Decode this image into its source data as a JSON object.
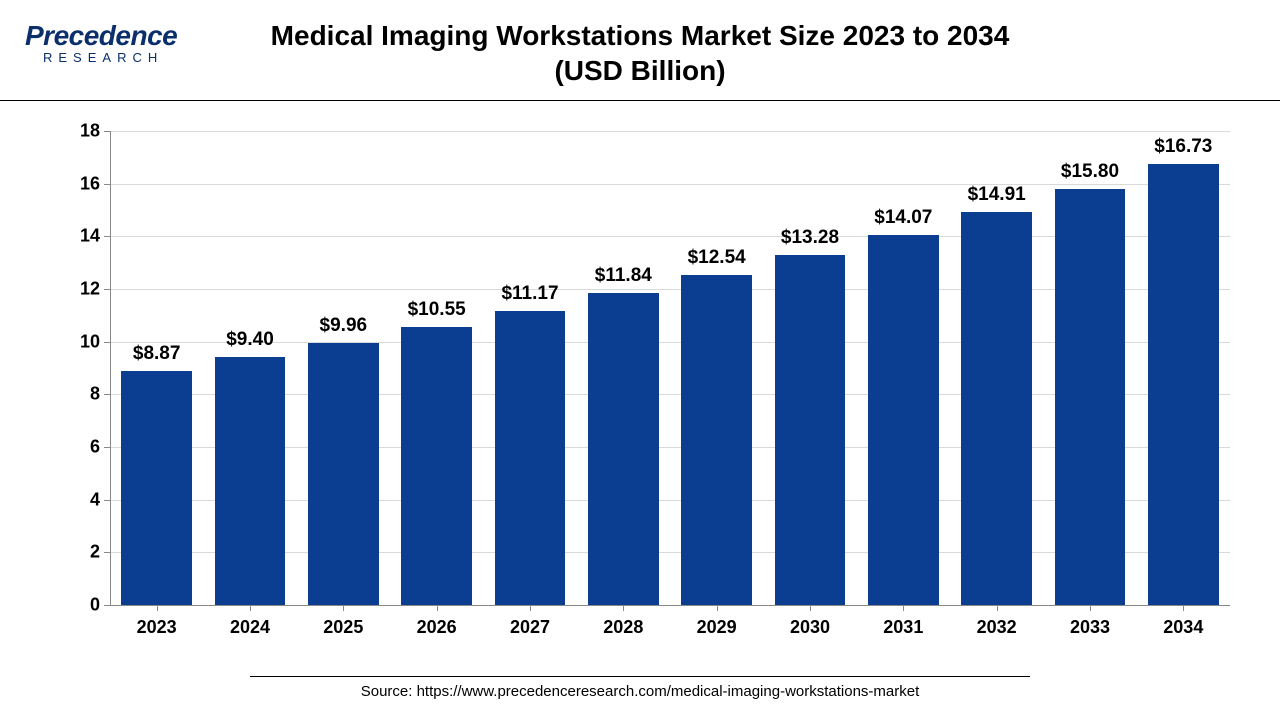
{
  "logo": {
    "main": "Precedence",
    "sub": "RESEARCH"
  },
  "chart": {
    "type": "bar",
    "title_line1": "Medical Imaging Workstations Market Size 2023 to 2034",
    "title_line2": "(USD Billion)",
    "title_fontsize": 28,
    "categories": [
      "2023",
      "2024",
      "2025",
      "2026",
      "2027",
      "2028",
      "2029",
      "2030",
      "2031",
      "2032",
      "2033",
      "2034"
    ],
    "values": [
      8.87,
      9.4,
      9.96,
      10.55,
      11.17,
      11.84,
      12.54,
      13.28,
      14.07,
      14.91,
      15.8,
      16.73
    ],
    "value_labels": [
      "$8.87",
      "$9.40",
      "$9.96",
      "$10.55",
      "$11.17",
      "$11.84",
      "$12.54",
      "$13.28",
      "$14.07",
      "$14.91",
      "$15.80",
      "$16.73"
    ],
    "bar_color": "#0b3d91",
    "background_color": "#ffffff",
    "grid_color": "#d9d9d9",
    "axis_color": "#888888",
    "ylim": [
      0,
      18
    ],
    "ytick_step": 2,
    "yticks": [
      0,
      2,
      4,
      6,
      8,
      10,
      12,
      14,
      16,
      18
    ],
    "label_fontsize": 18,
    "value_label_fontsize": 19,
    "bar_width_ratio": 0.76
  },
  "source": {
    "text": "Source: https://www.precedenceresearch.com/medical-imaging-workstations-market"
  }
}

════

### [SHORT PROBLEM]
Pictures in the records above are left out; print everything else exactly as written.

### [EXERCISE RESPONSE]
Decode this image into its source data as a JSON object.
{
  "logo": {
    "main": "Precedence",
    "sub": "RESEARCH"
  },
  "chart": {
    "type": "bar",
    "title_line1": "Medical Imaging Workstations Market Size 2023 to 2034",
    "title_line2": "(USD Billion)",
    "title_fontsize": 28,
    "categories": [
      "2023",
      "2024",
      "2025",
      "2026",
      "2027",
      "2028",
      "2029",
      "2030",
      "2031",
      "2032",
      "2033",
      "2034"
    ],
    "values": [
      8.87,
      9.4,
      9.96,
      10.55,
      11.17,
      11.84,
      12.54,
      13.28,
      14.07,
      14.91,
      15.8,
      16.73
    ],
    "value_labels": [
      "$8.87",
      "$9.40",
      "$9.96",
      "$10.55",
      "$11.17",
      "$11.84",
      "$12.54",
      "$13.28",
      "$14.07",
      "$14.91",
      "$15.80",
      "$16.73"
    ],
    "bar_color": "#0b3d91",
    "background_color": "#ffffff",
    "grid_color": "#d9d9d9",
    "axis_color": "#888888",
    "ylim": [
      0,
      18
    ],
    "ytick_step": 2,
    "yticks": [
      0,
      2,
      4,
      6,
      8,
      10,
      12,
      14,
      16,
      18
    ],
    "label_fontsize": 18,
    "value_label_fontsize": 19,
    "bar_width_ratio": 0.76
  },
  "source": {
    "text": "Source: https://www.precedenceresearch.com/medical-imaging-workstations-market"
  }
}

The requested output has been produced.